(Extracted data entries)
<<<<

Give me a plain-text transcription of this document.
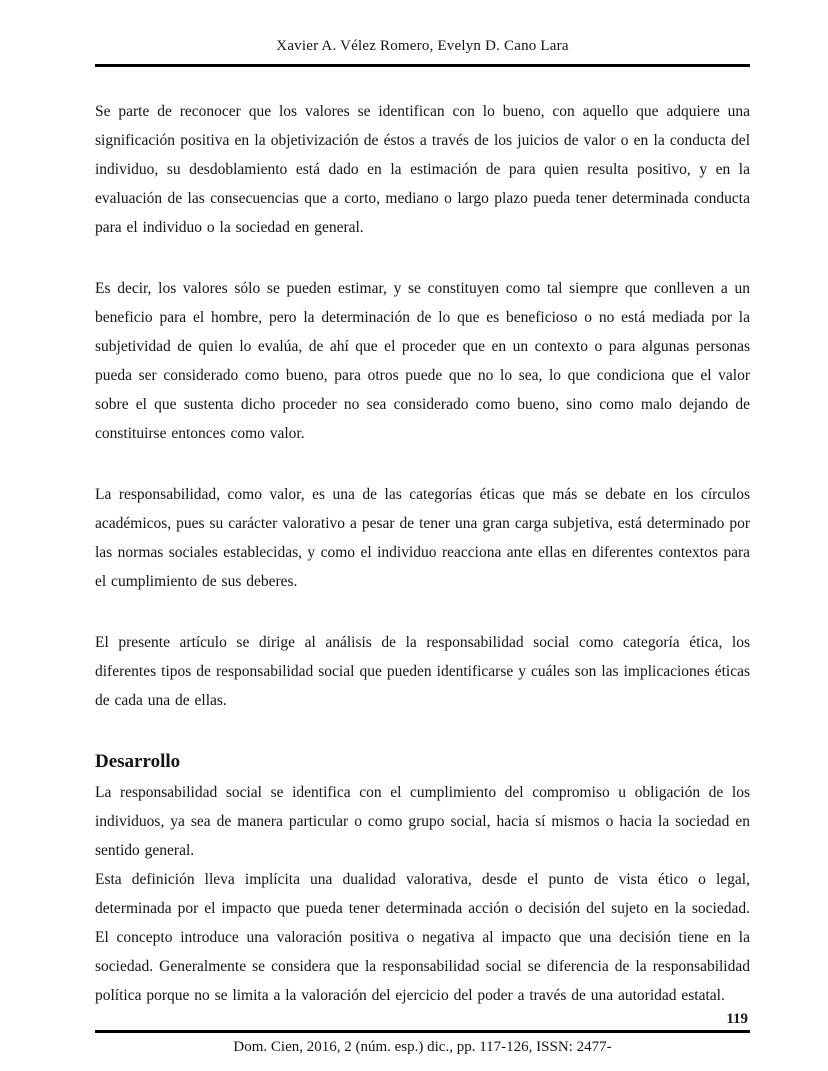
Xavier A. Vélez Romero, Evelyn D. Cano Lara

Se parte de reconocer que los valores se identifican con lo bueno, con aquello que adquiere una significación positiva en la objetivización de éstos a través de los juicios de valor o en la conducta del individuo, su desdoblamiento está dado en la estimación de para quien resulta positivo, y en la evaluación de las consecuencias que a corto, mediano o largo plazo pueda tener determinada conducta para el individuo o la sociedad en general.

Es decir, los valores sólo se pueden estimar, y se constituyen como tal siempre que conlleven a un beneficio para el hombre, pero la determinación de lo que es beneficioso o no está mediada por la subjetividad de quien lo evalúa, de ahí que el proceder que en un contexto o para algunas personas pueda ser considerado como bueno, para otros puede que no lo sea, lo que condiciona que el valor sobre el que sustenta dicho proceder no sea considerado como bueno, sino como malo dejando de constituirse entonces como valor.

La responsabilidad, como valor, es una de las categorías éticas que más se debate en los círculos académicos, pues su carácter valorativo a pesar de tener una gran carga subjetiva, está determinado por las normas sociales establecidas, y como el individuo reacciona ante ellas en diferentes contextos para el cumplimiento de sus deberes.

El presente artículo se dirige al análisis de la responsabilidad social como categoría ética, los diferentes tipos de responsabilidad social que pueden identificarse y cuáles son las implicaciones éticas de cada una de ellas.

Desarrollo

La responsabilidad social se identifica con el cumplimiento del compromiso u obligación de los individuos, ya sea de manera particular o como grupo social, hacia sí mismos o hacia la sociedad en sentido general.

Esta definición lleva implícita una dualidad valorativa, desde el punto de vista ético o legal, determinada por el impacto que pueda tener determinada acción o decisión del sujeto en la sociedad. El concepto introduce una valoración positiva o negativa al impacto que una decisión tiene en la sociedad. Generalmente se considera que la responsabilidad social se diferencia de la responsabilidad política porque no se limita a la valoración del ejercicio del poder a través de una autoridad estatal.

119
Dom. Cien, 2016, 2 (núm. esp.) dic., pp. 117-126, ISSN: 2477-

>>>>
<<<<

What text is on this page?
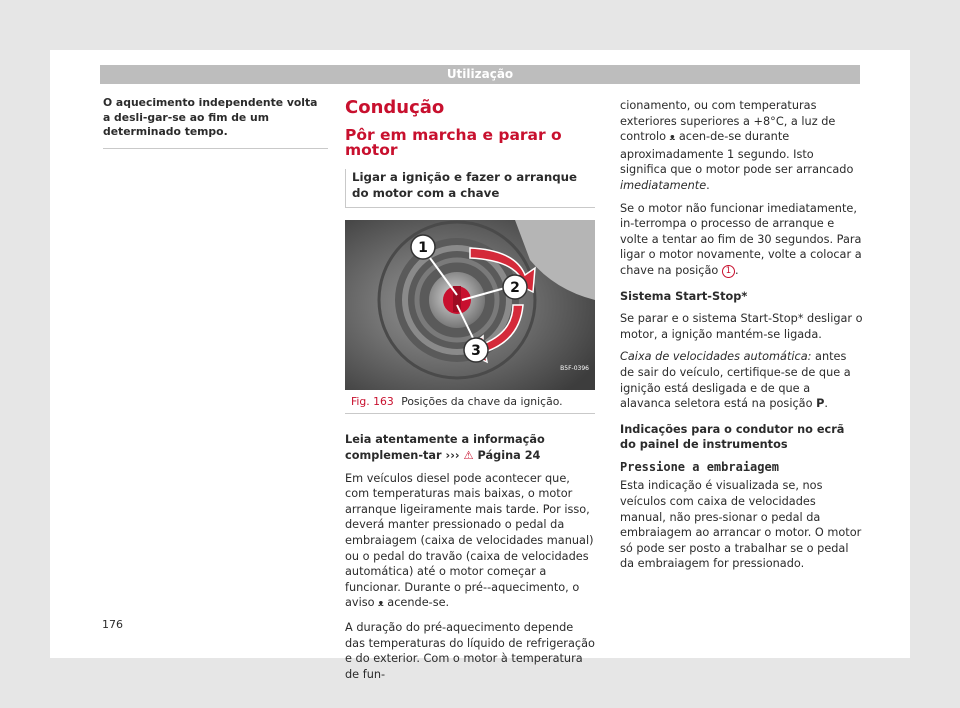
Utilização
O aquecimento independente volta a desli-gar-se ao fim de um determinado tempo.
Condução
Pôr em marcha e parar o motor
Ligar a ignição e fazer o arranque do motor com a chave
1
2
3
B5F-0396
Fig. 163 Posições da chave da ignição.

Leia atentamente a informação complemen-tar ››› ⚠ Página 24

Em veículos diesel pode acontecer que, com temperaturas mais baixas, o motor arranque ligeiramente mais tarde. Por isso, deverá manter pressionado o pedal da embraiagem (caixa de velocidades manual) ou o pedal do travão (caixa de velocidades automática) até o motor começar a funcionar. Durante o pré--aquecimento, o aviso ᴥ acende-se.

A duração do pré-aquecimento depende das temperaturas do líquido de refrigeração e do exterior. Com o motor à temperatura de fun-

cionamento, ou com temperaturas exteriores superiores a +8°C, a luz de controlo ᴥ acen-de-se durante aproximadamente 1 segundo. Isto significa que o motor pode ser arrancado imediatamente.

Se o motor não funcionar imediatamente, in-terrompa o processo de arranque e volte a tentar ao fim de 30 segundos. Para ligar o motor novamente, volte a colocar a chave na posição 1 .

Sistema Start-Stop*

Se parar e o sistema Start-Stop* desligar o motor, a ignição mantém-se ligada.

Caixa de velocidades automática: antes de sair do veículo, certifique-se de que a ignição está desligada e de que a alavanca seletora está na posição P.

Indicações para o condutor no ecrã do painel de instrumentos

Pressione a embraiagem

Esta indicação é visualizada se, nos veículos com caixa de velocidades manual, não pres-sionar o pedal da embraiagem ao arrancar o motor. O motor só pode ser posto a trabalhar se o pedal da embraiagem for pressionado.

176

>>>>

▸ **SHORT TASK**
Collect every line above that contains the word "éticas".

▸ **ANSWER TO THE TASK**
La responsabilidad, como valor, es una de las categorías éticas que más se debate en los círculos académicos, pues su carácter valorativo a pesar de tener una gran carga subjetiva, está determinado por las normas sociales establecidas, y como el individuo reacciona ante ellas en diferentes contextos para el cumplimiento de sus deberes.
El presente artículo se dirige al análisis de la responsabilidad social como categoría ética, los diferentes tipos de responsabilidad social que pueden identificarse y cuáles son las implicaciones éticas de cada una de ellas.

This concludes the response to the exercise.